==== DATA FOR PROCESSING ====

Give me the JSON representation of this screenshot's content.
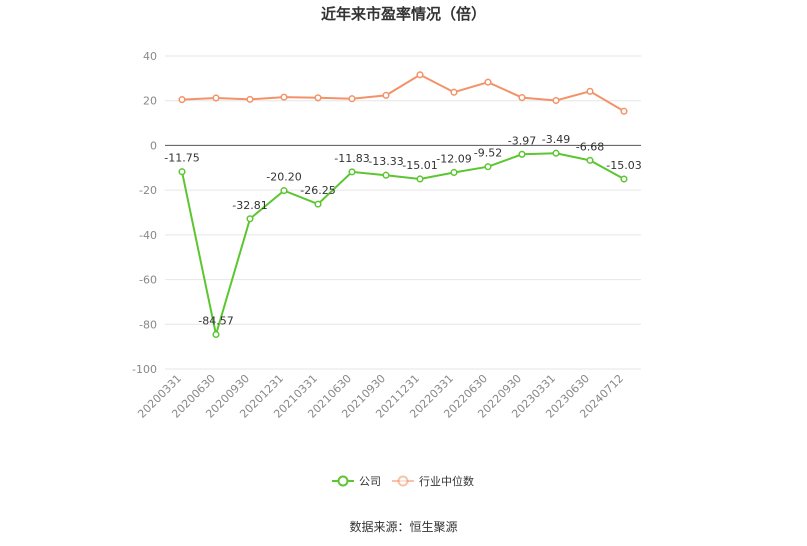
{
  "chart_data": {
    "type": "line",
    "title": "近年来市盈率情况（倍）",
    "xlabel": "",
    "ylabel": "",
    "ylim": [
      -100,
      40
    ],
    "yticks": [
      40,
      20,
      0,
      -20,
      -40,
      -60,
      -80,
      -100
    ],
    "grid": true,
    "legend_position": "bottom",
    "categories": [
      "20200331",
      "20200630",
      "20200930",
      "20201231",
      "20210331",
      "20210630",
      "20210930",
      "20211231",
      "20220331",
      "20220630",
      "20220930",
      "20230331",
      "20230630",
      "20240712"
    ],
    "series": [
      {
        "name": "公司",
        "color": "#5cc631",
        "values": [
          -11.75,
          -84.57,
          -32.81,
          -20.2,
          -26.25,
          -11.83,
          -13.33,
          -15.01,
          -12.09,
          -9.52,
          -3.97,
          -3.49,
          -6.68,
          -15.03
        ],
        "labels": [
          "-11.75",
          "-84.57",
          "-32.81",
          "-20.20",
          "-26.25",
          "-11.83",
          "-13.33",
          "-15.01",
          "-12.09",
          "-9.52",
          "-3.97",
          "-3.49",
          "-6.68",
          "-15.03"
        ]
      },
      {
        "name": "行业中位数",
        "color": "#f39268",
        "values": [
          20.5,
          21.2,
          20.6,
          21.6,
          21.3,
          20.9,
          22.4,
          31.6,
          23.8,
          28.3,
          21.4,
          20.1,
          24.2,
          15.3
        ]
      }
    ]
  },
  "source": "数据来源：恒生聚源"
}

====

-- WORK TO COMPLETE --
Every record above must be given again exactly; drop the pictures.

-- EXERCISE SOLUTION --
Give me the JSON representation of this screenshot's content.
{
  "chart_data": {
    "type": "line",
    "title": "近年来市盈率情况（倍）",
    "xlabel": "",
    "ylabel": "",
    "ylim": [
      -100,
      40
    ],
    "yticks": [
      40,
      20,
      0,
      -20,
      -40,
      -60,
      -80,
      -100
    ],
    "grid": true,
    "legend_position": "bottom",
    "categories": [
      "20200331",
      "20200630",
      "20200930",
      "20201231",
      "20210331",
      "20210630",
      "20210930",
      "20211231",
      "20220331",
      "20220630",
      "20220930",
      "20230331",
      "20230630",
      "20240712"
    ],
    "series": [
      {
        "name": "公司",
        "color": "#5cc631",
        "values": [
          -11.75,
          -84.57,
          -32.81,
          -20.2,
          -26.25,
          -11.83,
          -13.33,
          -15.01,
          -12.09,
          -9.52,
          -3.97,
          -3.49,
          -6.68,
          -15.03
        ],
        "labels": [
          "-11.75",
          "-84.57",
          "-32.81",
          "-20.20",
          "-26.25",
          "-11.83",
          "-13.33",
          "-15.01",
          "-12.09",
          "-9.52",
          "-3.97",
          "-3.49",
          "-6.68",
          "-15.03"
        ]
      },
      {
        "name": "行业中位数",
        "color": "#f39268",
        "values": [
          20.5,
          21.2,
          20.6,
          21.6,
          21.3,
          20.9,
          22.4,
          31.6,
          23.8,
          28.3,
          21.4,
          20.1,
          24.2,
          15.3
        ]
      }
    ]
  },
  "source": "数据来源：恒生聚源"
}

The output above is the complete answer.